#### Exercise instructions:
Switch every "watermark" in the listing below to "overlay-text", keeping everything else unchanged. Leave out the picture lines when you write out the listing.

[Records from a dataset]
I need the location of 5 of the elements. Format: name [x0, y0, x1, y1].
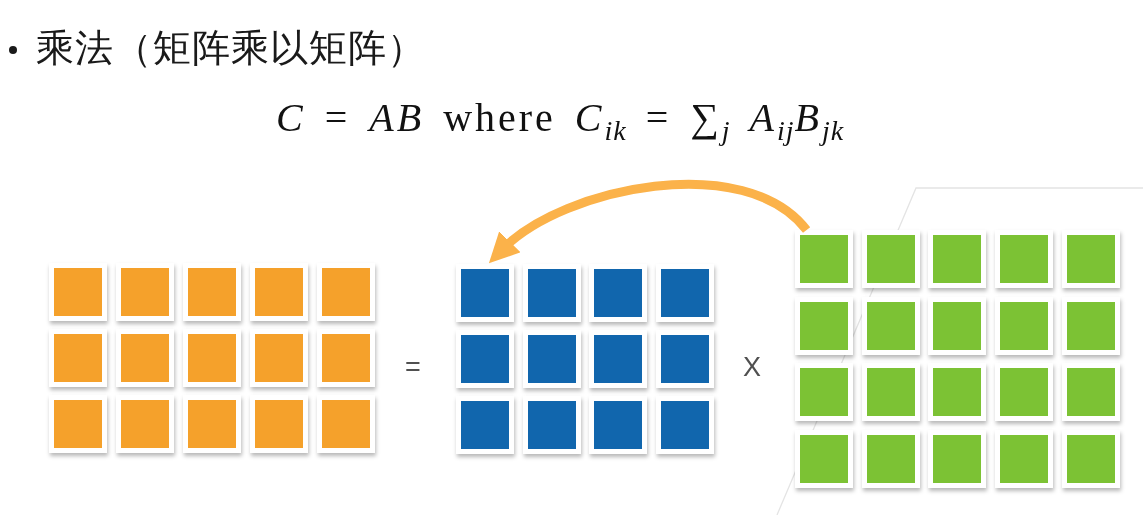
curved-arrow [487, 179, 810, 262]
multiplication-sign: X [743, 352, 761, 384]
formula: C = AB where C$_{ik}$ = ∑$_{j}$ A$_{ij}$B$_{jk}$ [276, 95, 845, 148]
equals-sign: = [405, 352, 421, 384]
slide-title: 乘法（矩阵乘以矩阵） [36, 27, 426, 71]
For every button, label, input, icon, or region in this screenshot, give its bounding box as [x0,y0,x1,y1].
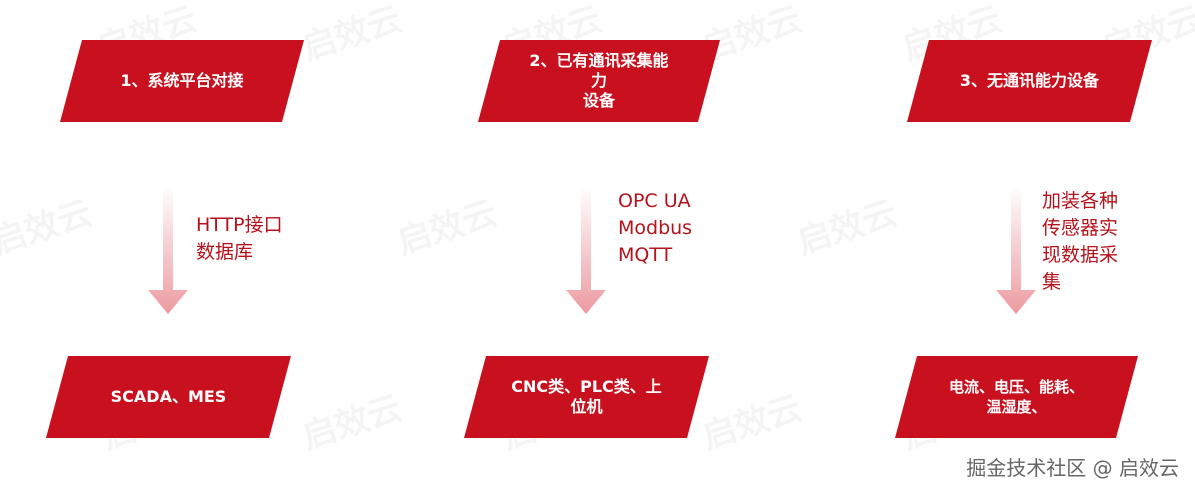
footer-attribution: 掘金技术社区 @ 启效云 [966,456,1179,480]
source-box-label: 1、系统平台对接 [120,71,244,90]
down-arrow-icon [566,186,606,314]
parallelogram-shape [464,356,709,438]
target-box-label: SCADA、MES [110,387,227,406]
watermark: 启效云 [695,380,807,458]
source-box-label: 3、无通讯能力设备 [959,71,1100,90]
watermark: 启效云 [295,0,407,70]
down-arrow-icon [996,186,1036,314]
target-box-label: 电流、电压、能耗、 温湿度、 [948,378,1084,416]
down-arrow-icon [148,186,188,314]
parallelogram-shape [46,356,291,438]
parallelogram-shape [60,40,304,122]
target-box-sensors: 电流、电压、能耗、 温湿度、 [895,356,1138,438]
connection-method-text: HTTP接口 数据库 [196,214,283,263]
watermark: 启效云 [390,185,502,263]
source-box-system-platform: 1、系统平台对接 [60,40,304,122]
target-box-systems: SCADA、MES [46,356,291,438]
parallelogram-shape [907,40,1152,122]
watermark: 启效云 [790,185,902,263]
watermark: 启效云 [295,380,407,458]
source-box-comm-devices: 2、已有通讯采集能力 设备 [478,40,720,122]
watermark: 启效云 [0,185,97,263]
parallelogram-shape [478,40,720,122]
source-box-no-comm-devices: 3、无通讯能力设备 [907,40,1152,122]
source-box-label: 2、已有通讯采集能力 设备 [529,51,669,110]
target-box-devices: CNC类、PLC类、上 位机 [464,356,709,438]
parallelogram-shape [895,356,1138,438]
connection-method-text: 加装各种 传感器实 现数据采 集 [1042,190,1119,293]
connection-method-text: OPC UA Modbus MQTT [618,190,693,266]
target-box-label: CNC类、PLC类、上 位机 [511,377,662,416]
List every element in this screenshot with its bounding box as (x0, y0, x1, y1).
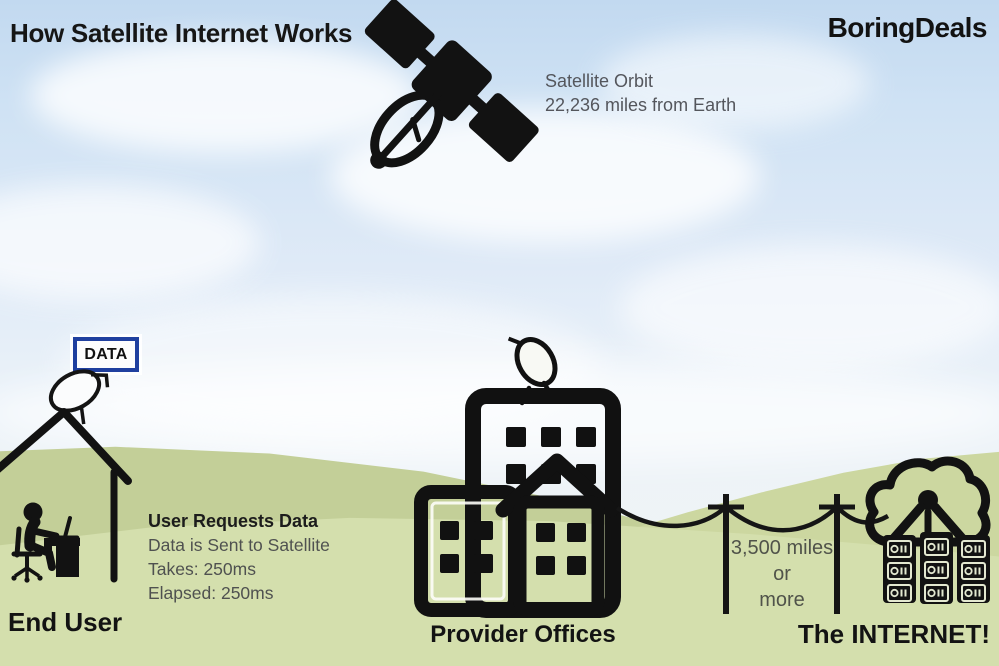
distance-caption: 3,500 miles or more (726, 535, 838, 613)
request-line: Elapsed: 250ms (148, 583, 274, 603)
request-caption: User Requests Data Data is Sent to Satel… (148, 509, 330, 605)
horizon-haze (0, 360, 999, 465)
internet-label: The INTERNET! (797, 619, 990, 649)
cloud-shape (620, 245, 999, 370)
telephone-poles-wires-icon (608, 488, 900, 618)
cloud-shape (600, 35, 870, 130)
provider-offices-label: Provider Offices (430, 621, 616, 648)
request-line: Takes: 250ms (148, 559, 256, 579)
end-user-label: End User (8, 607, 123, 637)
cloud-shape (0, 185, 260, 300)
brand-logo: BoringDeals (827, 12, 988, 43)
satellite-icon (363, 0, 543, 178)
hill-foreground (0, 517, 999, 666)
data-label: DATA (73, 337, 139, 372)
distance-line: 3,500 miles (730, 537, 834, 559)
office-buildings-with-dish-icon (393, 332, 653, 618)
orbit-line-1: Satellite Orbit (545, 71, 654, 91)
cloud-with-servers-icon (860, 452, 999, 610)
page-title: How Satellite Internet Works (10, 18, 353, 48)
cloud-shape (30, 38, 420, 153)
satellite-orbit-caption: Satellite Orbit 22,236 miles from Earth (545, 69, 736, 117)
orbit-line-2: 22,236 miles from Earth (545, 95, 737, 115)
house-with-dish-icon (0, 366, 141, 583)
distance-line: more (759, 589, 805, 611)
person-at-desk-icon (6, 496, 116, 588)
request-line: User Requests Data (148, 511, 319, 531)
request-line: Data is Sent to Satellite (148, 535, 330, 555)
distance-line: or (773, 563, 791, 585)
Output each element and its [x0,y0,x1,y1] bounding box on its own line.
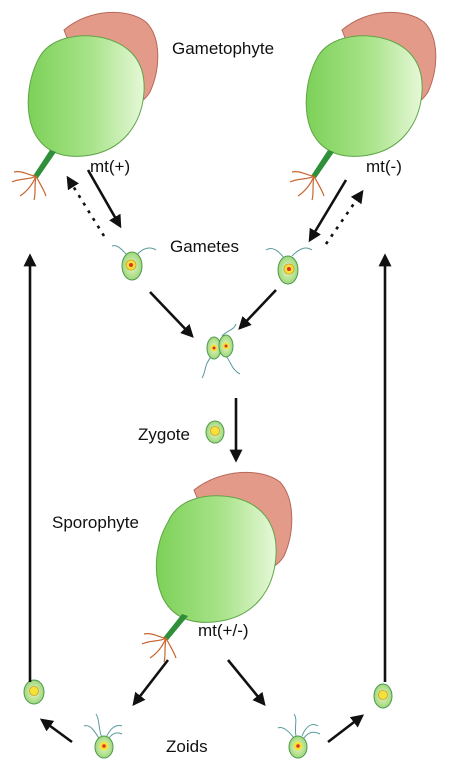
arrow-gamete-left-to-fusion [149,291,194,338]
fusing-gametes-icon [201,323,241,379]
label-mt-plus-minus: mt(+/-) [198,621,249,640]
zygote-icon [205,420,225,444]
arrow-gametophyte-plus-to-gamete [86,169,122,229]
arrow-gametophyte-minus-to-gamete [308,179,348,243]
arrow-sporophyte-to-zoid-right [226,659,266,707]
label-zoids: Zoids [166,737,208,756]
gametophyte-left-icon [11,11,159,201]
label-gametes: Gametes [170,237,239,256]
gamete-right-icon [265,247,313,285]
arrow-zoid-left-to-far-left [39,718,73,744]
dotted-arrow-gamete-right-to-gametophyte [324,189,364,245]
label-mt-plus: mt(+) [90,157,130,176]
zoid-left-icon [83,713,123,759]
label-mt-minus: mt(-) [366,157,402,176]
sporophyte-icon [141,471,293,663]
zoid-far-left-icon [23,679,45,705]
zoid-right-icon [277,713,321,759]
label-zygote: Zygote [138,425,190,444]
dotted-arrow-gamete-left-to-gametophyte [66,175,106,237]
arrow-sporophyte-to-zoid-left [132,659,170,707]
arrow-zoid-right-to-far-right [327,714,365,744]
zoid-far-right-icon [373,683,393,709]
gamete-left-icon [111,245,157,281]
gametophyte-right-icon [289,11,437,201]
label-sporophyte: Sporophyte [52,513,139,532]
arrow-gamete-right-to-fusion [238,289,277,330]
label-gametophyte: Gametophyte [172,39,274,58]
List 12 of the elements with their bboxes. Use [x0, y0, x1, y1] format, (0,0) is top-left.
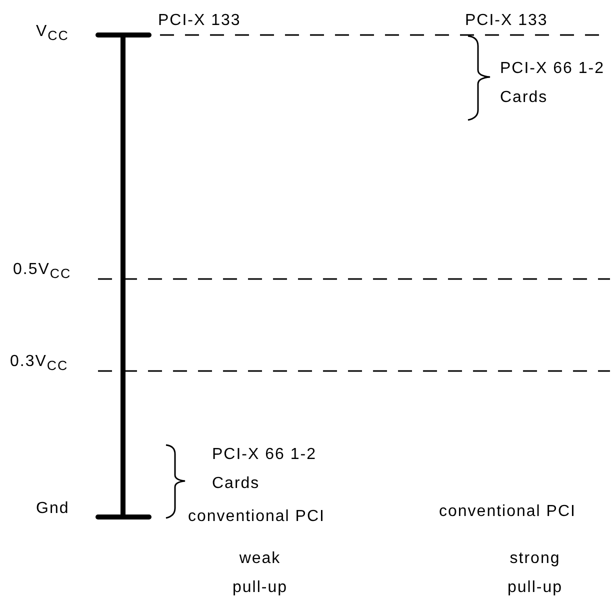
voltage-label: V$_{CC}$: [36, 22, 69, 46]
pull-up-label: weak pull-up: [231, 549, 289, 598]
level-label: PCI-X 66 1-2 Cards: [500, 59, 606, 108]
level-label: conventional PCI: [439, 502, 576, 522]
level-label: conventional PCI: [188, 507, 325, 527]
pull-up-label: strong pull-up: [506, 549, 564, 598]
voltage-label: Gnd: [36, 499, 70, 519]
voltage-label: 0.5V$_{CC}$: [13, 260, 72, 284]
level-label: PCI-X 133: [465, 11, 548, 31]
level-label: PCI-X 66 1-2 Cards: [212, 445, 318, 494]
level-label: PCI-X 133: [158, 11, 241, 31]
voltage-label: 0.3V$_{CC}$: [10, 352, 68, 376]
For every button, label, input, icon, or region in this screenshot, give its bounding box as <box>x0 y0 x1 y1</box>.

#### Task output:
I need the location of 5 of the elements. Format: name [x0, y0, x1, y1].
curved-arrow [487, 179, 810, 262]
multiplication-sign: X [743, 352, 761, 384]
formula: C = AB where C$_{ik}$ = ∑$_{j}$ A$_{ij}$B$_{jk}$ [276, 95, 845, 148]
equals-sign: = [405, 352, 421, 384]
slide-title: 乘法（矩阵乘以矩阵） [36, 27, 426, 71]
For every button, label, input, icon, or region in this screenshot, give its bounding box as [x0,y0,x1,y1].
footer-attribution: 掘金技术社区 @ 启效云 [966,456,1179,480]
source-box-label: 1、系统平台对接 [120,71,244,90]
down-arrow-icon [566,186,606,314]
parallelogram-shape [464,356,709,438]
target-box-label: SCADA、MES [110,387,227,406]
overlay-text: 启效云 [695,380,807,458]
source-box-label: 3、无通讯能力设备 [959,71,1100,90]
overlay-text: 启效云 [295,0,407,70]
down-arrow-icon [996,186,1036,314]
target-box-label: 电流、电压、能耗、 温湿度、 [948,378,1084,416]
down-arrow-icon [148,186,188,314]
parallelogram-shape [46,356,291,438]
parallelogram-shape [60,40,304,122]
target-box-sensors: 电流、电压、能耗、 温湿度、 [895,356,1138,438]
connection-method-text: HTTP接口 数据库 [196,214,283,263]
overlay-text: 启效云 [390,185,502,263]
source-box-system-platform: 1、系统平台对接 [60,40,304,122]
target-box-systems: SCADA、MES [46,356,291,438]
parallelogram-shape [907,40,1152,122]
overlay-text: 启效云 [790,185,902,263]
overlay-text: 启效云 [295,380,407,458]
source-box-comm-devices: 2、已有通讯采集能力 设备 [478,40,720,122]
overlay-text: 启效云 [0,185,97,263]
parallelogram-shape [478,40,720,122]
source-box-no-comm-devices: 3、无通讯能力设备 [907,40,1152,122]
source-box-label: 2、已有通讯采集能力 设备 [529,51,669,110]
target-box-devices: CNC类、PLC类、上 位机 [464,356,709,438]
parallelogram-shape [895,356,1138,438]
connection-method-text: 加装各种 传感器实 现数据采 集 [1042,190,1119,293]
connection-method-text: OPC UA Modbus MQTT [618,190,693,266]
target-box-label: CNC类、PLC类、上 位机 [511,377,662,416]
List every element in this screenshot with its bounding box as (x0, y0, x1, y1).
distance-caption: 3,500 miles or more (726, 535, 838, 613)
request-line: Elapsed: 250ms (148, 583, 274, 603)
request-caption: User Requests Data Data is Sent to Satel… (148, 509, 330, 605)
horizon-haze (0, 360, 999, 465)
internet-label: The INTERNET! (797, 619, 990, 649)
cloud-shape (620, 245, 999, 370)
telephone-poles-wires-icon (608, 488, 900, 618)
cloud-shape (600, 35, 870, 130)
provider-offices-label: Provider Offices (430, 621, 616, 648)
request-line: Takes: 250ms (148, 559, 256, 579)
end-user-label: End User (8, 607, 123, 637)
cloud-shape (0, 185, 260, 300)
brand-logo: BoringDeals (827, 12, 988, 43)
satellite-icon (363, 0, 543, 178)
hill-foreground (0, 517, 999, 666)
data-label: DATA (73, 337, 139, 372)
distance-line: 3,500 miles (730, 537, 834, 559)
office-buildings-with-dish-icon (393, 332, 653, 618)
orbit-line-1: Satellite Orbit (545, 71, 654, 91)
cloud-with-servers-icon (860, 452, 999, 610)
page-title: How Satellite Internet Works (10, 18, 353, 48)
cloud-shape (30, 38, 420, 153)
satellite-orbit-caption: Satellite Orbit 22,236 miles from Earth (545, 69, 736, 117)
orbit-line-2: 22,236 miles from Earth (545, 95, 737, 115)
house-with-dish-icon (0, 366, 141, 583)
distance-line: more (759, 589, 805, 611)
person-at-desk-icon (6, 496, 116, 588)
request-line: User Requests Data (148, 511, 319, 531)
request-line: Data is Sent to Satellite (148, 535, 330, 555)
distance-line: or (773, 563, 791, 585)
Output each element and its [x0,y0,x1,y1] bounding box on its own line.
arrow-gamete-left-to-fusion [149,291,194,338]
fusing-gametes-icon [201,323,241,379]
label-mt-plus-minus: mt(+/-) [198,621,249,640]
zygote-icon [205,420,225,444]
arrow-gametophyte-plus-to-gamete [86,169,122,229]
arrow-gametophyte-minus-to-gamete [308,179,348,243]
arrow-sporophyte-to-zoid-right [226,659,266,707]
label-zoids: Zoids [166,737,208,756]
gametophyte-left-icon [11,11,159,201]
label-gametes: Gametes [170,237,239,256]
gamete-right-icon [265,247,313,285]
arrow-zoid-left-to-far-left [39,718,73,744]
dotted-arrow-gamete-right-to-gametophyte [324,189,364,245]
label-mt-plus: mt(+) [90,157,130,176]
zoid-left-icon [83,713,123,759]
label-mt-minus: mt(-) [366,157,402,176]
sporophyte-icon [141,471,293,663]
zoid-far-left-icon [23,679,45,705]
zoid-right-icon [277,713,321,759]
label-zygote: Zygote [138,425,190,444]
dotted-arrow-gamete-left-to-gametophyte [66,175,106,237]
arrow-sporophyte-to-zoid-left [132,659,170,707]
arrow-zoid-right-to-far-right [327,714,365,744]
zoid-far-right-icon [373,683,393,709]
gamete-left-icon [111,245,157,281]
gametophyte-right-icon [289,11,437,201]
label-sporophyte: Sporophyte [52,513,139,532]
arrow-gamete-right-to-fusion [238,289,277,330]
label-gametophyte: Gametophyte [172,39,274,58]
List 12 of the elements with their bboxes. Use [x0, y0, x1, y1] format, (0,0) is top-left.
voltage-label: V$_{CC}$: [36, 22, 69, 46]
pull-up-label: weak pull-up: [231, 549, 289, 598]
level-label: PCI-X 66 1-2 Cards: [500, 59, 606, 108]
level-label: conventional PCI: [439, 502, 576, 522]
level-label: conventional PCI: [188, 507, 325, 527]
pull-up-label: strong pull-up: [506, 549, 564, 598]
voltage-label: Gnd: [36, 499, 70, 519]
voltage-label: 0.5V$_{CC}$: [13, 260, 72, 284]
level-label: PCI-X 133: [465, 11, 548, 31]
level-label: PCI-X 66 1-2 Cards: [212, 445, 318, 494]
level-label: PCI-X 133: [158, 11, 241, 31]
voltage-label: 0.3V$_{CC}$: [10, 352, 68, 376]
For every button, label, input, icon, or region in this screenshot, give its bounding box as <box>x0 y0 x1 y1</box>.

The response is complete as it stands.